(Exercises to complete)
a - Name every person the passage on the slavery debate below identifies by name.
b - Return the stretch of the passage on the slavery debate between "For years the" and "in Great Britain.", inclusive, copied word for word.

For years the slavery issue had been hotly debated, up and down the country, the abolitionists arguing against it on religious, humanitarian and moral grounds and the anti-abolitionists on economic grounds. Thousands of people, directly and indirectly, were employed in the Atlantic slave trade; vast fortunes were being made by owners of sugar plantations in the West Indies and much of this wealth was funding the industrial revolution in Britain. Were this trade to end, economic catastrophe would follow, not just in the West Indies, but much more importantly in Great Britain.

Within the burgeoning Unitarian community this debate raged as elsewhere, but perhaps even more intensely, given the Unitarian dedication to the cause of freedom and the rights of individuals. In 1788, in Birmingham Rev. Dr. Joseph Priestley had delivered a famous sermon deploring the practice of slavery throughout the world and the Atlantic slave trade in particular. 'Slavery is perhaps the greatest, and most crying evil under the sun' he declared. 'You will consider all mankind as brethern, and neighbours.....As men and as Christians, we should not rest ourselves not only for our relations or friends; not only for our countrymen but for the different inhabitants of Europe, Asia, Africa or America; and not only for Christians but for Jews, Mahometans and infidels. And as we ought to feel for our own distresses.' He argued that slavery was physically brutal, morally degrading and in the end economically stultifying. He claimed that British slave owners were the worst of all, being cruel and inhumane in their treatment of their slaves, regarding them, not as fellow human beings but as beasts of burden, creatures of a lower order, intellectually inferior and morally degenerate. Inspired by this address, many high profile Unitarians rallied to the abolitionist cause, including William Roscoe, MP. for Liverpool, the principal slave-dealing port, and William Smith MP. for Norwich, who worked hard to persuade parliament to pass the 1807 abolition bill an enlightened and humane piece of legislation which changed the lives of millions of wretched people.

(Records provided)
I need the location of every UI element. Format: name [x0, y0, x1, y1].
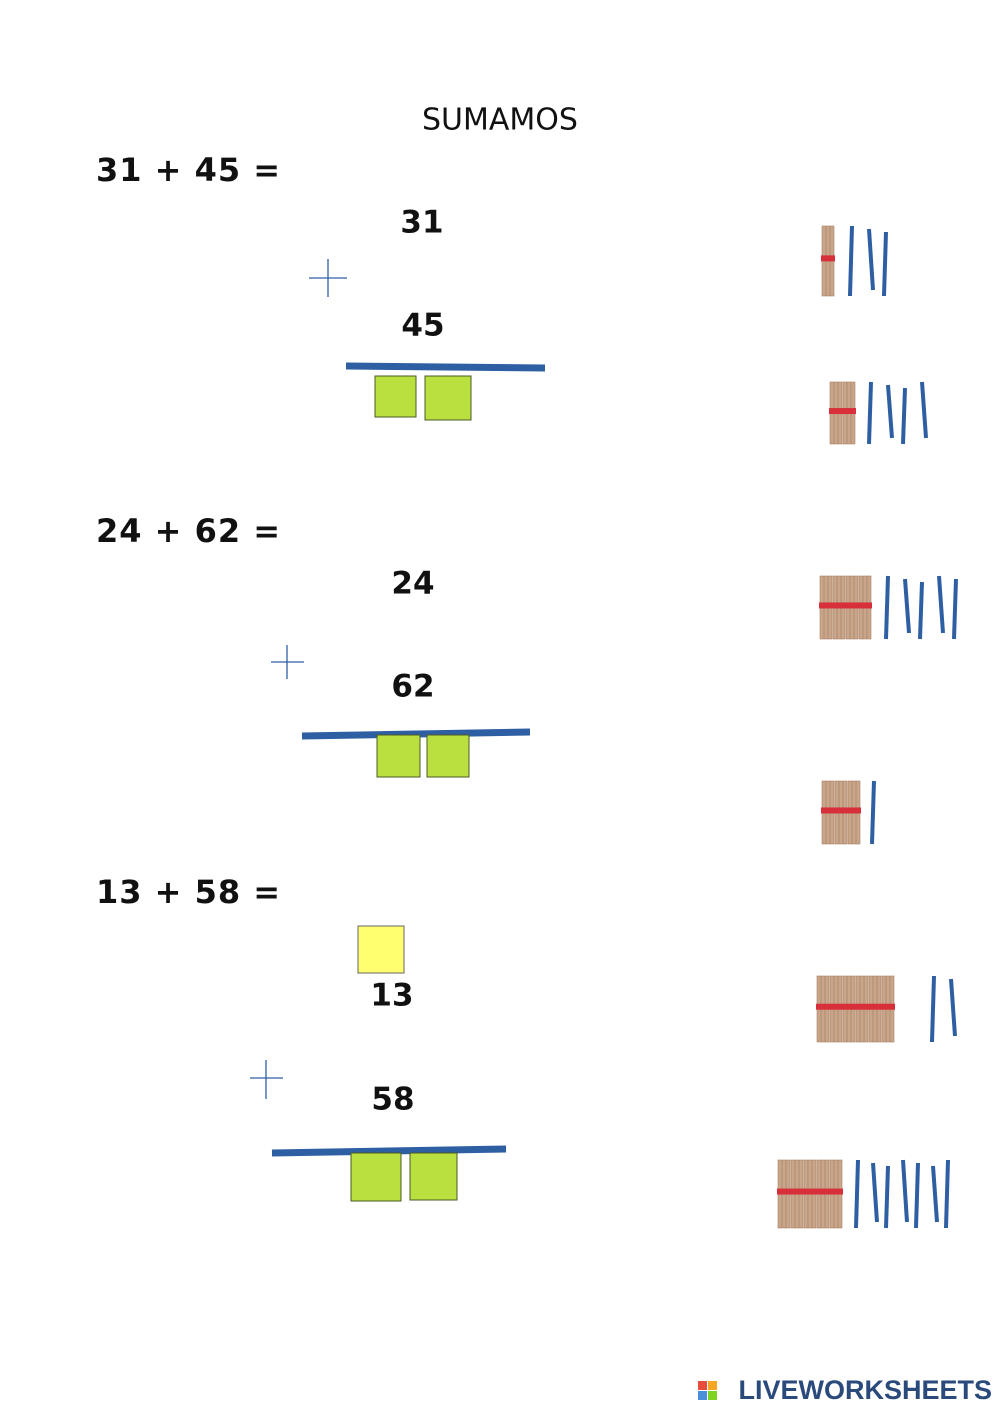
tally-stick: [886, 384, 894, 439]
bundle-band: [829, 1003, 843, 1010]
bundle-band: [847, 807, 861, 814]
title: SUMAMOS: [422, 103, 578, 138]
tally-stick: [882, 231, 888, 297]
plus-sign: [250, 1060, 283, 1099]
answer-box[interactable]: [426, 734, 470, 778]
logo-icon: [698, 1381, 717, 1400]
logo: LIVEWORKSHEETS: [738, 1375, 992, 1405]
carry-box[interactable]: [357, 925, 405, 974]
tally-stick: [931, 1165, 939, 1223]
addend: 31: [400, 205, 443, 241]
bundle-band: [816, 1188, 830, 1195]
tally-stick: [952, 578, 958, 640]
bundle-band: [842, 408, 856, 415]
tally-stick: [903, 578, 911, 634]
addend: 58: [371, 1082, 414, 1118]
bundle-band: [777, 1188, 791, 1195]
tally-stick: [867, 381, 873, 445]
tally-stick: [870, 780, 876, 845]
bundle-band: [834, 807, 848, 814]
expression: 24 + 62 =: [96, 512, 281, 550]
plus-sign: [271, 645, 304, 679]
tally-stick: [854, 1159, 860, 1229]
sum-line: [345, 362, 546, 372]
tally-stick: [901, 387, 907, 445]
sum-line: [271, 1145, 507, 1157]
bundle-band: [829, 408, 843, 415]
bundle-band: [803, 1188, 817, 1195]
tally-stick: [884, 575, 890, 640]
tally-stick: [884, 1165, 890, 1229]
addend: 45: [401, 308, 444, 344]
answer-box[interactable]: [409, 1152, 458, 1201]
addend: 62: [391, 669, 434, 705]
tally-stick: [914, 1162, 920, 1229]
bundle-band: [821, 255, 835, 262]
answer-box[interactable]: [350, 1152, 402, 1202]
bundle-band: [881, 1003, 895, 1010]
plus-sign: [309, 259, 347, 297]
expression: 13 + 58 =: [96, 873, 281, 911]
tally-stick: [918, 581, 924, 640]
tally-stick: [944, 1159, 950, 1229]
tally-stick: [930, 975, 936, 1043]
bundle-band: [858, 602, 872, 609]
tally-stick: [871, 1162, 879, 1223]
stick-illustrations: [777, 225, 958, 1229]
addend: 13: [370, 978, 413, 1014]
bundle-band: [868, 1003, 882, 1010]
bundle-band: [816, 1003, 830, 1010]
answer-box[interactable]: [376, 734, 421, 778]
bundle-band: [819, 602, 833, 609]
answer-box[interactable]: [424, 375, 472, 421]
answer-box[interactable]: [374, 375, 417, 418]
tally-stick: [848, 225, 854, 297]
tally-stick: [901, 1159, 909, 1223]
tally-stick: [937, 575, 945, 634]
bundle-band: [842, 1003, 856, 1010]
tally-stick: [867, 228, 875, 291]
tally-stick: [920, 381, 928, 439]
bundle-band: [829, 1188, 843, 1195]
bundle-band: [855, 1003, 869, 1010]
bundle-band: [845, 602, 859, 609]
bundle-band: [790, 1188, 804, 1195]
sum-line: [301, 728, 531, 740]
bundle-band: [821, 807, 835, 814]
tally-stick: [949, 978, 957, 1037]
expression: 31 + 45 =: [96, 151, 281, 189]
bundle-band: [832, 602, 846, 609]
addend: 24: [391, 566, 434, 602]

(Solutions to the problems)
a -
Rev. Dr. Joseph Priestley
William Roscoe
William Smith

b -
For years the slavery issue had been hotly debated, up and down the country, the abolitionists arguing against it on religious, humanitarian and moral grounds and the anti-abolitionists on economic grounds. Thousands of people, directly and indirectly, were employed in the Atlantic slave trade; vast fortunes were being made by owners of sugar plantations in the West Indies and much of this wealth was funding the industrial revolution in Britain. Were this trade to end, economic catastrophe would follow, not just in the West Indies, but much more importantly in Great Britain.